*WHAT THIS TASK INVOLVES*. Wherever the word "back" shows up in a line, please copy that line.

*MATERIAL PROVIDED*.
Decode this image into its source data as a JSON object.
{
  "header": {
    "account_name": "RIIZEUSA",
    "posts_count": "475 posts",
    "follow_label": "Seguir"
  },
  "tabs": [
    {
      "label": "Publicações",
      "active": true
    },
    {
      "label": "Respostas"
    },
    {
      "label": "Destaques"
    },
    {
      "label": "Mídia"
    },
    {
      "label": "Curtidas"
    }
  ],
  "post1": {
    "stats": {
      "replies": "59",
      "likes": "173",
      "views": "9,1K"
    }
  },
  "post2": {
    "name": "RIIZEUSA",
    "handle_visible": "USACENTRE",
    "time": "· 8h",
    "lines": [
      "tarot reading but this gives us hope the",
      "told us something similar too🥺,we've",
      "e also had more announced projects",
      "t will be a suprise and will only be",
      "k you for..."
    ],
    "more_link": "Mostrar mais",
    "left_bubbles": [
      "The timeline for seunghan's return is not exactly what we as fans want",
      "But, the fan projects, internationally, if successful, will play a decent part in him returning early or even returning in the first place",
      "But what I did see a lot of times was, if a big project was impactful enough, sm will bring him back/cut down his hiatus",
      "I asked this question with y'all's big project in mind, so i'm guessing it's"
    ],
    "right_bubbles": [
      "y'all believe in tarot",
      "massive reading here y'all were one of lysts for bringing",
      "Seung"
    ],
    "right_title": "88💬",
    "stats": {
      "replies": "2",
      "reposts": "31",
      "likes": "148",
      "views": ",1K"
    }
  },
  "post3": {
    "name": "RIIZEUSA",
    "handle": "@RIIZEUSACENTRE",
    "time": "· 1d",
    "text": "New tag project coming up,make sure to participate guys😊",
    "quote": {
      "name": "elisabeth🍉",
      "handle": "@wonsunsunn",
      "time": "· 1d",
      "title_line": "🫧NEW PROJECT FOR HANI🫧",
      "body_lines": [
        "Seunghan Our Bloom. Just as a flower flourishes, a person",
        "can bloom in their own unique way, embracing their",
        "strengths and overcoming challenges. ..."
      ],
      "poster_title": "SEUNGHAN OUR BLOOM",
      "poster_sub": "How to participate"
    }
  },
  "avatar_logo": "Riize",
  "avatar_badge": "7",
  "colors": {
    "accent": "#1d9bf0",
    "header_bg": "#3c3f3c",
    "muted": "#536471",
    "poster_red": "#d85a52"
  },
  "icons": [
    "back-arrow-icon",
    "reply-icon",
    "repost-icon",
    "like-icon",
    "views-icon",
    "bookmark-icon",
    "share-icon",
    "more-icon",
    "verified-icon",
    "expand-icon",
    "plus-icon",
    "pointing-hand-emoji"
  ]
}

*RESULT BELOW*.
      "But what I did see a lot of times was, if a big project was impactful enough, sm will bring him back/cut down his hiatus",
    "back-arrow-icon",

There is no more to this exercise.